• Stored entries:
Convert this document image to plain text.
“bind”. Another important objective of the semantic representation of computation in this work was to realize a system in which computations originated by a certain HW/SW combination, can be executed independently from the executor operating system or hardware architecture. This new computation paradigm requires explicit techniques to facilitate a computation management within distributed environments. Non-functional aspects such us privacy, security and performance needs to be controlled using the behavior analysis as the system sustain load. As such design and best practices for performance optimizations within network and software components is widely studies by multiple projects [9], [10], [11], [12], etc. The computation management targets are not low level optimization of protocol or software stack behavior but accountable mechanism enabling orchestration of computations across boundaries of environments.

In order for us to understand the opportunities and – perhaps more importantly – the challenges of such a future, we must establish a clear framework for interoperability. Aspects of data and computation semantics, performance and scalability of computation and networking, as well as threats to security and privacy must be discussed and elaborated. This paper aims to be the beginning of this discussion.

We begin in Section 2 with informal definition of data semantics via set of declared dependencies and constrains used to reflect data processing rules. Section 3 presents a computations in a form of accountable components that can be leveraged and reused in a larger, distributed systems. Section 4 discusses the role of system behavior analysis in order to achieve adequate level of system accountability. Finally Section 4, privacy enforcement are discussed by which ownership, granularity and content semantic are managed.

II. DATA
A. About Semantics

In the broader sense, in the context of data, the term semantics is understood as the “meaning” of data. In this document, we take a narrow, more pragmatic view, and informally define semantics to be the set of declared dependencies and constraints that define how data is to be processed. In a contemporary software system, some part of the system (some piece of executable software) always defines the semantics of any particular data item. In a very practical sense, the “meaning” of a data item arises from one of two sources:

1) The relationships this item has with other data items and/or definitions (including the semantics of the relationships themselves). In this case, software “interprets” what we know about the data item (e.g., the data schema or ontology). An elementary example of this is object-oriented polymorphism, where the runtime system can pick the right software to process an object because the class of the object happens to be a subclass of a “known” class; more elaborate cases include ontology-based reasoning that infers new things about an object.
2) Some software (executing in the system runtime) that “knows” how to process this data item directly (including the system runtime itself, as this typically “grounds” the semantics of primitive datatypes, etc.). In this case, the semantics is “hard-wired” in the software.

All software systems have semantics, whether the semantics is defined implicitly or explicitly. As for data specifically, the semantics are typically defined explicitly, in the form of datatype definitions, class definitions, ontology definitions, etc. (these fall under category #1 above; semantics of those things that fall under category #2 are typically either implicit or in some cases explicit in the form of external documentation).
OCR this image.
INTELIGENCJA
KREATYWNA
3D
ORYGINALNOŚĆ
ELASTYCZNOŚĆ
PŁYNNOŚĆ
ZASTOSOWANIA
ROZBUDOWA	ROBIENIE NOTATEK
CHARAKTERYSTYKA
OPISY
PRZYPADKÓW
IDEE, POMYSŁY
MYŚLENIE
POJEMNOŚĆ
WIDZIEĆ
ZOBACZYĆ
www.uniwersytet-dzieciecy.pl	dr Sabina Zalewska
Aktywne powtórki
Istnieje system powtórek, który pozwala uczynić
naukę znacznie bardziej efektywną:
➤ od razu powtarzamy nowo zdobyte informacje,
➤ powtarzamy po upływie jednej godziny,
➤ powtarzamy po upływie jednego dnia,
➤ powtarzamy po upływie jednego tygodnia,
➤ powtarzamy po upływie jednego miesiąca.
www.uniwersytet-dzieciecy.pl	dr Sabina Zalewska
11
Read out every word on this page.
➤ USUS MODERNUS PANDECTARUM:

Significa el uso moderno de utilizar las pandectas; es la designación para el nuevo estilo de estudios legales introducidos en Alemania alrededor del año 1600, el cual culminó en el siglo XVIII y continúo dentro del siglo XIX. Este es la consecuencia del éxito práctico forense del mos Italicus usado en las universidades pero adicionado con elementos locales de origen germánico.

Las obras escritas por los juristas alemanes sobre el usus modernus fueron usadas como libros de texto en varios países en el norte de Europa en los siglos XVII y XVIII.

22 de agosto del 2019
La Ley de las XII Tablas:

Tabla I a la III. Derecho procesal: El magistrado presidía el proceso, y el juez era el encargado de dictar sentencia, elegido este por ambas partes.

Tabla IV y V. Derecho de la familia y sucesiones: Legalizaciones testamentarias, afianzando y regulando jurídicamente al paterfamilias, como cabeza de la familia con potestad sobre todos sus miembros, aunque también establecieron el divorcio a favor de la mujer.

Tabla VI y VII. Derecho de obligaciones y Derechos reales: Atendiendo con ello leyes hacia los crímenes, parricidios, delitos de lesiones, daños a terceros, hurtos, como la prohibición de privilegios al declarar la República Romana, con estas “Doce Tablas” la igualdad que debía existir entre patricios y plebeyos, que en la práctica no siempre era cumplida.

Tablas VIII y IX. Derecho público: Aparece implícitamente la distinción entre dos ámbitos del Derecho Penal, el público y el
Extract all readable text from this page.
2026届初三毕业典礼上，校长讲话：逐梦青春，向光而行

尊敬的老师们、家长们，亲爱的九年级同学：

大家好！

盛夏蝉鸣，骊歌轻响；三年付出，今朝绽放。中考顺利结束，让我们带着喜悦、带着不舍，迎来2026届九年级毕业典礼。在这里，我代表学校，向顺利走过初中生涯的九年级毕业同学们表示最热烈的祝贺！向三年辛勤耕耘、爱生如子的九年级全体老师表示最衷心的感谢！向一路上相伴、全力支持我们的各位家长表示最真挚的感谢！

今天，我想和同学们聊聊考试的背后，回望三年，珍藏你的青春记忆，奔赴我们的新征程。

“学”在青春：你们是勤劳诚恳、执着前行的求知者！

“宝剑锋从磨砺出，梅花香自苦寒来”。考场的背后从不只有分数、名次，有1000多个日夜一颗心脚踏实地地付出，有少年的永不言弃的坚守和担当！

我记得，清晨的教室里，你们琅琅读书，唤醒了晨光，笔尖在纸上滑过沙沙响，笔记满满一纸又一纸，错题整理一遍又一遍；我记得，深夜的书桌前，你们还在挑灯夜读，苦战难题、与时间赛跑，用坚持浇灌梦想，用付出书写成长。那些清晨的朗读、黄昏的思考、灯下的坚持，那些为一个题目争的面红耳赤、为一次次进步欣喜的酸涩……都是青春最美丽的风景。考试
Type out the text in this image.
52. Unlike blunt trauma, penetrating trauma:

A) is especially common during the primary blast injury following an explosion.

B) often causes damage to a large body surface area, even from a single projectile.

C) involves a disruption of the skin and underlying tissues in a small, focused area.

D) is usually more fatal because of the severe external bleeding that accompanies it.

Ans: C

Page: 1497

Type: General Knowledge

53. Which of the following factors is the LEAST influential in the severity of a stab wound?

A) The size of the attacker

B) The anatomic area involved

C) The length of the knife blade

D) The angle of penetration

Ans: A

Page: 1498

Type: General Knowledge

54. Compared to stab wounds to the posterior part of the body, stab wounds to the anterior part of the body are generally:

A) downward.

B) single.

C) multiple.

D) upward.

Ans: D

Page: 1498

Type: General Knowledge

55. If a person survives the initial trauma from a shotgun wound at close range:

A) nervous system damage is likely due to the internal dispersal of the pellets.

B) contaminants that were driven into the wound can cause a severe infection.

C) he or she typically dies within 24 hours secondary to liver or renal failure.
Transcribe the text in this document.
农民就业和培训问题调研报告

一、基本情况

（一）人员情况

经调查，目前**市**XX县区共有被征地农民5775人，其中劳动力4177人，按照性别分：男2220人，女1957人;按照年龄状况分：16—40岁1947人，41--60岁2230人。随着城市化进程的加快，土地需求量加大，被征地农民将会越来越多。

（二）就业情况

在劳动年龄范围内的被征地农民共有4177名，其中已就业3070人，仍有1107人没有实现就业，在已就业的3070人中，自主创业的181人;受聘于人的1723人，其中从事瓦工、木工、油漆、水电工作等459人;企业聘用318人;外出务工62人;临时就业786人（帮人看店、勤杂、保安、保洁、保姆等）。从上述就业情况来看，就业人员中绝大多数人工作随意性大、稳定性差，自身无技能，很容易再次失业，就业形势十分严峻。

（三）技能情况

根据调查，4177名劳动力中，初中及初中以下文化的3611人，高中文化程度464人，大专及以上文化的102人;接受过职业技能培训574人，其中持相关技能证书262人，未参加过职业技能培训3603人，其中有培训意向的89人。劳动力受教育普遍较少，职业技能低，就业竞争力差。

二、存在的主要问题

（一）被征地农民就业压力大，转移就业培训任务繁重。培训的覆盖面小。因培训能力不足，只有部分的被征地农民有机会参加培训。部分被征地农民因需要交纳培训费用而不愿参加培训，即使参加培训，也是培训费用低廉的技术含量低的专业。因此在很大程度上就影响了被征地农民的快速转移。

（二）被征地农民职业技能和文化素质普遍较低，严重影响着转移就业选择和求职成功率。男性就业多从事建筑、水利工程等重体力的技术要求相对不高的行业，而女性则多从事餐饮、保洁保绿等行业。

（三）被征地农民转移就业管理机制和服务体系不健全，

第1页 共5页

• Task to carry out: Check every line of the listing for the string "including" and report how many lines have it, as a number alone.

• Exercise solution: 2